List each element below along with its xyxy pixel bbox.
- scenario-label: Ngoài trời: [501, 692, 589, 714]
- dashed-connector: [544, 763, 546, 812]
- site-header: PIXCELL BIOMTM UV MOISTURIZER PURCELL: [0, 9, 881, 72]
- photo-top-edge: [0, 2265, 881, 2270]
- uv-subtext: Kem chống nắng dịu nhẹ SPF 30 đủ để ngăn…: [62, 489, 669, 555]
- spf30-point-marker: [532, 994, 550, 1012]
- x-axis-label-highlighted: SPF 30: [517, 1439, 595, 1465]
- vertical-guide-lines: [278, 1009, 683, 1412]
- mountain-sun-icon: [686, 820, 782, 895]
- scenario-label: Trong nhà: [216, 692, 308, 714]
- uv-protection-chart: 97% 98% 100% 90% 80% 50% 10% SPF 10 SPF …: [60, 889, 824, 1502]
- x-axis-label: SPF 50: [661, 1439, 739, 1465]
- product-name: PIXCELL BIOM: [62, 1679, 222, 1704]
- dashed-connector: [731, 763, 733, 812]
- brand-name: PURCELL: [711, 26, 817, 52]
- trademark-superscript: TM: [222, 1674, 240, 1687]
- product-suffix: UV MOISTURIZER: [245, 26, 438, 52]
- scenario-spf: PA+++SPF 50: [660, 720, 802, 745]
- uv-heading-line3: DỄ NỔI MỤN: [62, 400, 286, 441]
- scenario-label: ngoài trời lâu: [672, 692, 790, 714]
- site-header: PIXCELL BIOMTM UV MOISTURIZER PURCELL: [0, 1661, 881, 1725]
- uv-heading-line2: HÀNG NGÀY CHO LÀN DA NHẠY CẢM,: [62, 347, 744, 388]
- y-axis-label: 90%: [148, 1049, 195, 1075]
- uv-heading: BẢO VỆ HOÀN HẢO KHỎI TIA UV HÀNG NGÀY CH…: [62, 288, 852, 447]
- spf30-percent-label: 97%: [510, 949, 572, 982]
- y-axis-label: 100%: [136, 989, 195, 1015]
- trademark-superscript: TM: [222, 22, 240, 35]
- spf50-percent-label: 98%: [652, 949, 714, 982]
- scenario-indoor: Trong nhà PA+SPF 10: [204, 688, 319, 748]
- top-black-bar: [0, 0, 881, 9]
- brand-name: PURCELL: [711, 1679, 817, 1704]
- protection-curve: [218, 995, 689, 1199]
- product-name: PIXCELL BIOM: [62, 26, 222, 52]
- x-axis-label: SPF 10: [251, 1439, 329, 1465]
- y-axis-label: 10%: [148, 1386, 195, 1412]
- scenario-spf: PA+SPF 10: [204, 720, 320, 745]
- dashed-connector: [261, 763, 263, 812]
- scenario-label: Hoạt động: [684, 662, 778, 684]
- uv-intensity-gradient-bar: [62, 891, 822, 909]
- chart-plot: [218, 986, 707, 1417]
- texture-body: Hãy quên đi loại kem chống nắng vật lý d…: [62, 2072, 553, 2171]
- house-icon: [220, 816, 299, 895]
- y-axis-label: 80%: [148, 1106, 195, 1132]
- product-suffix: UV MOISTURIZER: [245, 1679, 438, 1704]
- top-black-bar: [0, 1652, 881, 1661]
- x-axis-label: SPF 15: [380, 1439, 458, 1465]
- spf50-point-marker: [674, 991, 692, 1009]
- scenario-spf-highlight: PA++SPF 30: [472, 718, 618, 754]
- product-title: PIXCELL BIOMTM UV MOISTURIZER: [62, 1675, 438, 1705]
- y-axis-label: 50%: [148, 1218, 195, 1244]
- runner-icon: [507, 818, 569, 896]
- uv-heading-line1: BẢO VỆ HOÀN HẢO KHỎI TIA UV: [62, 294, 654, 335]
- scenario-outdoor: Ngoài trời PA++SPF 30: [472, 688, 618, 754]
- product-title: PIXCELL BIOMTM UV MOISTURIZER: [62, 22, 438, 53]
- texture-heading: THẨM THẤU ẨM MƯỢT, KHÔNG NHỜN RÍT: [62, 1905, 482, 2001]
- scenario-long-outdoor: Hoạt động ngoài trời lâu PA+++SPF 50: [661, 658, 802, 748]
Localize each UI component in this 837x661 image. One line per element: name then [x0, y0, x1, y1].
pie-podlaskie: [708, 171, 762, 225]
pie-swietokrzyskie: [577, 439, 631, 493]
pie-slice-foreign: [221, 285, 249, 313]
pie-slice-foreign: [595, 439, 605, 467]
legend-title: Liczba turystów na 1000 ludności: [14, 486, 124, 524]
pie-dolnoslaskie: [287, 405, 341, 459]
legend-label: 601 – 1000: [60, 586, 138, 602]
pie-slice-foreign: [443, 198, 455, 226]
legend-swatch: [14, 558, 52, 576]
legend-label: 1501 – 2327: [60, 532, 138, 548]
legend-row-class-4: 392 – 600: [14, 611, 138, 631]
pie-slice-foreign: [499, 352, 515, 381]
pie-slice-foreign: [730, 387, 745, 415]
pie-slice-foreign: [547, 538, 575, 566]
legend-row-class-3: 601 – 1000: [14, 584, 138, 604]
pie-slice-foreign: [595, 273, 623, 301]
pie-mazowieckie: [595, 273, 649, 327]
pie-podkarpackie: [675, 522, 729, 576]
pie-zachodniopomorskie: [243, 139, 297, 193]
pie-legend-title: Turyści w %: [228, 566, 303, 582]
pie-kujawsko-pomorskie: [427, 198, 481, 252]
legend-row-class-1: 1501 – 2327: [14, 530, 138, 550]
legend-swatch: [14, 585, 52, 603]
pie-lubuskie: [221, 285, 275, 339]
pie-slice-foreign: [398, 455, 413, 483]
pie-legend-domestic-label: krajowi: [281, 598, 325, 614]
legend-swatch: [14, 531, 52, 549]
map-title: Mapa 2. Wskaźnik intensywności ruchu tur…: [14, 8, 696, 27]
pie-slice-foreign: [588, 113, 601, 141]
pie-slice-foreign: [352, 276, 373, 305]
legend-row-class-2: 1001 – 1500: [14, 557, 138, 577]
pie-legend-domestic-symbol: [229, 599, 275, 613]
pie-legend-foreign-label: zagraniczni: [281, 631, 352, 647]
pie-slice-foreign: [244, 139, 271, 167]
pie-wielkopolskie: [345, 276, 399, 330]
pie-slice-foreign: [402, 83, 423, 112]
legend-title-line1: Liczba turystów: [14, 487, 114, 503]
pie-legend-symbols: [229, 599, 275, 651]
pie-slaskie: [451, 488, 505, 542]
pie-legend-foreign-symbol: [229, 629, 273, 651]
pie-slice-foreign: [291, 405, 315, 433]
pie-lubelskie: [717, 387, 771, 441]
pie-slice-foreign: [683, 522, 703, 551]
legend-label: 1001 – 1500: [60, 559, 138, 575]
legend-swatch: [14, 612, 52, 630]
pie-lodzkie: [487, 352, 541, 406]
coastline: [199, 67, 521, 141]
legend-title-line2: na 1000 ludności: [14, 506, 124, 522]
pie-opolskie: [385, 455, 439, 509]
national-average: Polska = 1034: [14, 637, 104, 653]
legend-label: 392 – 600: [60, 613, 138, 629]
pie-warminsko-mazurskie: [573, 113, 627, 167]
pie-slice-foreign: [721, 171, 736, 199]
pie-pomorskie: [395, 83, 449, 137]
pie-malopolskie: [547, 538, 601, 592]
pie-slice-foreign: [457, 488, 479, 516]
-- -- --
**WORK REQUIRED**. Reproduce every line of the records above verbatim, without any alteration.

**RESPONSE**.
List each element below along with its xyxy pixel bbox.
- scenario-label: Ngoài trời: [501, 692, 589, 714]
- dashed-connector: [544, 763, 546, 812]
- site-header: PIXCELL BIOMTM UV MOISTURIZER PURCELL: [0, 9, 881, 72]
- photo-top-edge: [0, 2265, 881, 2270]
- uv-subtext: Kem chống nắng dịu nhẹ SPF 30 đủ để ngăn…: [62, 489, 669, 555]
- spf30-point-marker: [532, 994, 550, 1012]
- x-axis-label-highlighted: SPF 30: [517, 1439, 595, 1465]
- vertical-guide-lines: [278, 1009, 683, 1412]
- mountain-sun-icon: [686, 820, 782, 895]
- scenario-label: Trong nhà: [216, 692, 308, 714]
- uv-protection-chart: 97% 98% 100% 90% 80% 50% 10% SPF 10 SPF …: [60, 889, 824, 1502]
- x-axis-label: SPF 50: [661, 1439, 739, 1465]
- product-name: PIXCELL BIOM: [62, 1679, 222, 1704]
- dashed-connector: [731, 763, 733, 812]
- brand-name: PURCELL: [711, 26, 817, 52]
- trademark-superscript: TM: [222, 1674, 240, 1687]
- product-suffix: UV MOISTURIZER: [245, 26, 438, 52]
- scenario-spf: PA+++SPF 50: [660, 720, 802, 745]
- uv-heading-line3: DỄ NỔI MỤN: [62, 400, 286, 441]
- scenario-label: ngoài trời lâu: [672, 692, 790, 714]
- site-header: PIXCELL BIOMTM UV MOISTURIZER PURCELL: [0, 1661, 881, 1725]
- uv-heading-line2: HÀNG NGÀY CHO LÀN DA NHẠY CẢM,: [62, 347, 744, 388]
- y-axis-label: 90%: [148, 1049, 195, 1075]
- uv-heading: BẢO VỆ HOÀN HẢO KHỎI TIA UV HÀNG NGÀY CH…: [62, 288, 852, 447]
- spf30-percent-label: 97%: [510, 949, 572, 982]
- y-axis-label: 100%: [136, 989, 195, 1015]
- trademark-superscript: TM: [222, 22, 240, 35]
- spf50-percent-label: 98%: [652, 949, 714, 982]
- scenario-indoor: Trong nhà PA+SPF 10: [204, 688, 319, 748]
- top-black-bar: [0, 0, 881, 9]
- brand-name: PURCELL: [711, 1679, 817, 1704]
- protection-curve: [218, 995, 689, 1199]
- product-name: PIXCELL BIOM: [62, 26, 222, 52]
- x-axis-label: SPF 10: [251, 1439, 329, 1465]
- y-axis-label: 10%: [148, 1386, 195, 1412]
- scenario-spf: PA+SPF 10: [204, 720, 320, 745]
- dashed-connector: [261, 763, 263, 812]
- scenario-label: Hoạt động: [684, 662, 778, 684]
- uv-intensity-gradient-bar: [62, 891, 822, 909]
- chart-plot: [218, 986, 707, 1417]
- texture-body: Hãy quên đi loại kem chống nắng vật lý d…: [62, 2072, 553, 2171]
- house-icon: [220, 816, 299, 895]
- y-axis-label: 80%: [148, 1106, 195, 1132]
- product-suffix: UV MOISTURIZER: [245, 1679, 438, 1704]
- top-black-bar: [0, 1652, 881, 1661]
- x-axis-label: SPF 15: [380, 1439, 458, 1465]
- spf50-point-marker: [674, 991, 692, 1009]
- scenario-spf-highlight: PA++SPF 30: [472, 718, 618, 754]
- product-title: PIXCELL BIOMTM UV MOISTURIZER: [62, 1675, 438, 1705]
- y-axis-label: 50%: [148, 1218, 195, 1244]
- runner-icon: [507, 818, 569, 896]
- uv-heading-line1: BẢO VỆ HOÀN HẢO KHỎI TIA UV: [62, 294, 654, 335]
- scenario-outdoor: Ngoài trời PA++SPF 30: [472, 688, 618, 754]
- product-title: PIXCELL BIOMTM UV MOISTURIZER: [62, 22, 438, 53]
- texture-heading: THẨM THẤU ẨM MƯỢT, KHÔNG NHỜN RÍT: [62, 1905, 482, 2001]
- scenario-long-outdoor: Hoạt động ngoài trời lâu PA+++SPF 50: [661, 658, 802, 748]
Localize each UI component in this 837x661 image. One line per element: name then [x0, y0, x1, y1].
pie-podlaskie: [708, 171, 762, 225]
pie-swietokrzyskie: [577, 439, 631, 493]
pie-slice-foreign: [221, 285, 249, 313]
pie-slice-foreign: [595, 439, 605, 467]
legend-title: Liczba turystów na 1000 ludności: [14, 486, 124, 524]
pie-dolnoslaskie: [287, 405, 341, 459]
legend-label: 601 – 1000: [60, 586, 138, 602]
pie-slice-foreign: [443, 198, 455, 226]
legend-swatch: [14, 558, 52, 576]
legend-label: 1501 – 2327: [60, 532, 138, 548]
legend-row-class-4: 392 – 600: [14, 611, 138, 631]
pie-slice-foreign: [499, 352, 515, 381]
pie-slice-foreign: [730, 387, 745, 415]
pie-slice-foreign: [547, 538, 575, 566]
legend-row-class-3: 601 – 1000: [14, 584, 138, 604]
pie-slice-foreign: [595, 273, 623, 301]
pie-mazowieckie: [595, 273, 649, 327]
pie-podkarpackie: [675, 522, 729, 576]
pie-zachodniopomorskie: [243, 139, 297, 193]
pie-legend-title: Turyści w %: [228, 566, 303, 582]
pie-kujawsko-pomorskie: [427, 198, 481, 252]
legend-row-class-1: 1501 – 2327: [14, 530, 138, 550]
legend-swatch: [14, 585, 52, 603]
pie-lubuskie: [221, 285, 275, 339]
pie-slice-foreign: [398, 455, 413, 483]
pie-legend-domestic-label: krajowi: [281, 598, 325, 614]
legend-swatch: [14, 531, 52, 549]
map-title: Mapa 2. Wskaźnik intensywności ruchu tur…: [14, 8, 696, 27]
pie-slice-foreign: [588, 113, 601, 141]
pie-slice-foreign: [352, 276, 373, 305]
legend-row-class-2: 1001 – 1500: [14, 557, 138, 577]
pie-legend-domestic-symbol: [229, 599, 275, 613]
pie-legend-foreign-label: zagraniczni: [281, 631, 352, 647]
pie-slice-foreign: [244, 139, 271, 167]
pie-wielkopolskie: [345, 276, 399, 330]
pie-slice-foreign: [402, 83, 423, 112]
legend-title-line1: Liczba turystów: [14, 487, 114, 503]
pie-legend-symbols: [229, 599, 275, 651]
pie-slaskie: [451, 488, 505, 542]
pie-legend-foreign-symbol: [229, 629, 273, 651]
pie-slice-foreign: [291, 405, 315, 433]
pie-lubelskie: [717, 387, 771, 441]
pie-slice-foreign: [683, 522, 703, 551]
legend-label: 1001 – 1500: [60, 559, 138, 575]
legend-swatch: [14, 612, 52, 630]
pie-lodzkie: [487, 352, 541, 406]
coastline: [199, 67, 521, 141]
legend-title-line2: na 1000 ludności: [14, 506, 124, 522]
pie-opolskie: [385, 455, 439, 509]
national-average: Polska = 1034: [14, 637, 104, 653]
legend-label: 392 – 600: [60, 613, 138, 629]
pie-warminsko-mazurskie: [573, 113, 627, 167]
pie-slice-foreign: [721, 171, 736, 199]
pie-pomorskie: [395, 83, 449, 137]
pie-malopolskie: [547, 538, 601, 592]
pie-slice-foreign: [457, 488, 479, 516]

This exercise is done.